▶ The problem
Type out all the records word for word. Any pictures are to be left out.

▶ Stored dataset items
* * *

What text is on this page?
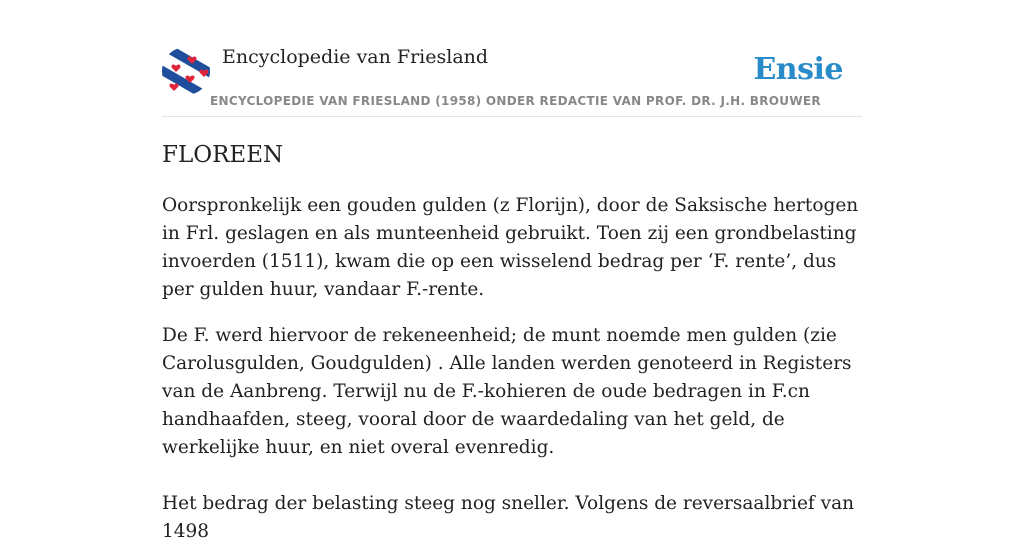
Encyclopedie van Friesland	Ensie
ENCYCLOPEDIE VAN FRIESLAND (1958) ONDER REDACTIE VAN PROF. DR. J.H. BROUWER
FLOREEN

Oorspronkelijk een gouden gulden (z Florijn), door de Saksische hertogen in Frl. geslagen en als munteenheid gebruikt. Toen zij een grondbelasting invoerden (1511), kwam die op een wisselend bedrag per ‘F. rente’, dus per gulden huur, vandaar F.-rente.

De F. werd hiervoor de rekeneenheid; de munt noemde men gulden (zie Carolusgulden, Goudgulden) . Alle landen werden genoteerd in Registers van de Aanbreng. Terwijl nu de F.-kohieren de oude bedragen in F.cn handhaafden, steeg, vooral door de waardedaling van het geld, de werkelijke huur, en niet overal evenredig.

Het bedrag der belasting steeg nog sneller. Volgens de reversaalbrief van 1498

* * *

▶ The completed task
What text is on this page?
Encyclopedie van Friesland	Ensie
ENCYCLOPEDIE VAN FRIESLAND (1958) ONDER REDACTIE VAN PROF. DR. J.H. BROUWER
FLOREEN

Oorspronkelijk een gouden gulden (z Florijn), door de Saksische hertogen in Frl. geslagen en als munteenheid gebruikt. Toen zij een grondbelasting invoerden (1511), kwam die op een wisselend bedrag per ‘F. rente’, dus per gulden huur, vandaar F.-rente.

De F. werd hiervoor de rekeneenheid; de munt noemde men gulden (zie Carolusgulden, Goudgulden) . Alle landen werden genoteerd in Registers van de Aanbreng. Terwijl nu de F.-kohieren de oude bedragen in F.cn handhaafden, steeg, vooral door de waardedaling van het geld, de werkelijke huur, en niet overal evenredig.

Het bedrag der belasting steeg nog sneller. Volgens de reversaalbrief van 1498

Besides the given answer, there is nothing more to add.